Extracted records »
++++++++++
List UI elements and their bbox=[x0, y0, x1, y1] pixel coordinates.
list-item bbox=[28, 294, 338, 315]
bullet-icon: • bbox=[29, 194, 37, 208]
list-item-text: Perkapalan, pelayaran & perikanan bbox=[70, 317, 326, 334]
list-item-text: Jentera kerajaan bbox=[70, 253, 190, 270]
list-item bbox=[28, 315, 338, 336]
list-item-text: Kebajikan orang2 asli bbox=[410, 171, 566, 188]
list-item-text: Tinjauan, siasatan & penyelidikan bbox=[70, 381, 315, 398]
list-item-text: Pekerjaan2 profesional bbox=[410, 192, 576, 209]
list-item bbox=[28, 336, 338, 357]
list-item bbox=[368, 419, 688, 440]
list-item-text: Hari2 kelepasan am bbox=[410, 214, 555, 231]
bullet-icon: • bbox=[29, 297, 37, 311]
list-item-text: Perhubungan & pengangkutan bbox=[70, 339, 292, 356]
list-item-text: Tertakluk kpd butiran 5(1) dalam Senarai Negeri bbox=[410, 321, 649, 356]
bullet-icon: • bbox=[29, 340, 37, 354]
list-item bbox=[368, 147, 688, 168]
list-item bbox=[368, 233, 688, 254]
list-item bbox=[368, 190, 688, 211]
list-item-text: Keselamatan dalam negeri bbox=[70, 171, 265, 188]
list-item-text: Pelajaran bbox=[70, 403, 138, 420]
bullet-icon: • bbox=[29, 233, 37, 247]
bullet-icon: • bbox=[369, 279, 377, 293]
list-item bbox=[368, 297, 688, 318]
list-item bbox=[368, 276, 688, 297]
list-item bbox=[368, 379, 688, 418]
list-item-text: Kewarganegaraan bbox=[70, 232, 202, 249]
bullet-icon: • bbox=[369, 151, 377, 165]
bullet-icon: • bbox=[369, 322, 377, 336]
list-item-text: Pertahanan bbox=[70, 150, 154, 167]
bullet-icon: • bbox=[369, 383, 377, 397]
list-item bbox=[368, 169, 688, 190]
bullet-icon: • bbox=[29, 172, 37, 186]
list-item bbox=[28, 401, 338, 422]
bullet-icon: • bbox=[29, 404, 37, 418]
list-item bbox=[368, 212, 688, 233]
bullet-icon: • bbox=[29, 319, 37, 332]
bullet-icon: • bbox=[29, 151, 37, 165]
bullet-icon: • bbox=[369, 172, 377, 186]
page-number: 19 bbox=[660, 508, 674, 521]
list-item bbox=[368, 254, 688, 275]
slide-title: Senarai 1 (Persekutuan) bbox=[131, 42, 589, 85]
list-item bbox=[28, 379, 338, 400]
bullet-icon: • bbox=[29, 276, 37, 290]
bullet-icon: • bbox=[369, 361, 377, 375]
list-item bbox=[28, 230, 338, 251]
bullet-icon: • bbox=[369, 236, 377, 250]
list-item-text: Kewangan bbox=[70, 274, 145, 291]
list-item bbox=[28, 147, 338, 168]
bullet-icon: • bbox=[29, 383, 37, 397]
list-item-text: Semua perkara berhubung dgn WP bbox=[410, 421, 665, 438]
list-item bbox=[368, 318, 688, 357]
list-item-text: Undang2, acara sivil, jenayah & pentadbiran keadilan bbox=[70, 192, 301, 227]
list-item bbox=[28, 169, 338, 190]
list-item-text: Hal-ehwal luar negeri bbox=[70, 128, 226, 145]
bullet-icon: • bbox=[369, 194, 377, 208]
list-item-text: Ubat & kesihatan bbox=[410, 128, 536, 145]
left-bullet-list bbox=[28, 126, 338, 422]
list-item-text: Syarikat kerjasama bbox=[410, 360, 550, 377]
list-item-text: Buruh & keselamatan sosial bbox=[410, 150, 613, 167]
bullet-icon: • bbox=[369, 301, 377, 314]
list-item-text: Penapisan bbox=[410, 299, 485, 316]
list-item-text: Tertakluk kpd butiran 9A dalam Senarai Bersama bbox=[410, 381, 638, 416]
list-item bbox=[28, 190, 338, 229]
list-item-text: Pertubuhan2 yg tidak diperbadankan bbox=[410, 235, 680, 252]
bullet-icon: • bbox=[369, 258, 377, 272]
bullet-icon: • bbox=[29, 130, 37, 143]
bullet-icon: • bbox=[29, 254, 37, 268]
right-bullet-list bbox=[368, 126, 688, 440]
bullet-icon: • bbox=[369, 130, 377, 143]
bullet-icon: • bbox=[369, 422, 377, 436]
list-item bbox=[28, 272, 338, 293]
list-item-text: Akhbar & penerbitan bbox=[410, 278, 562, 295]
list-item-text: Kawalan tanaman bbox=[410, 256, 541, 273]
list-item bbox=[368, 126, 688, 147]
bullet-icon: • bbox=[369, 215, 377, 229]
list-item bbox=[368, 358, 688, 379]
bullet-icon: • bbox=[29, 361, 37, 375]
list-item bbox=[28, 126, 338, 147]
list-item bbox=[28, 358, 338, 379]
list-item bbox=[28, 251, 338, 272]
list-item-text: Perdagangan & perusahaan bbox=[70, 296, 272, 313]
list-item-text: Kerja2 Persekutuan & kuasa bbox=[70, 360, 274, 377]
++++++++++
Given problem »
Update the entries from the first line through the line with "list-item bbox=[368, 190, 688, 211]", both included. Replace "Jentera kerajaan" with "Jentera pentadbiran" and keep everything else the same.

Result of the task »
List UI elements and their bbox=[x0, y0, x1, y1] pixel coordinates.
list-item bbox=[28, 294, 338, 315]
bullet-icon: • bbox=[29, 194, 37, 208]
list-item-text: Perkapalan, pelayaran & perikanan bbox=[70, 317, 326, 334]
list-item-text: Jentera pentadbiran bbox=[70, 253, 190, 270]
list-item bbox=[28, 315, 338, 336]
list-item-text: Kebajikan orang2 asli bbox=[410, 171, 566, 188]
list-item-text: Tinjauan, siasatan & penyelidikan bbox=[70, 381, 315, 398]
list-item-text: Pekerjaan2 profesional bbox=[410, 192, 576, 209]
list-item bbox=[28, 336, 338, 357]
list-item bbox=[368, 419, 688, 440]
list-item-text: Hari2 kelepasan am bbox=[410, 214, 555, 231]
bullet-icon: • bbox=[29, 297, 37, 311]
list-item-text: Perhubungan & pengangkutan bbox=[70, 339, 292, 356]
list-item-text: Tertakluk kpd butiran 5(1) dalam Senarai Negeri bbox=[410, 321, 649, 356]
bullet-icon: • bbox=[29, 340, 37, 354]
list-item bbox=[368, 147, 688, 168]
list-item bbox=[368, 233, 688, 254]
list-item bbox=[368, 190, 688, 211]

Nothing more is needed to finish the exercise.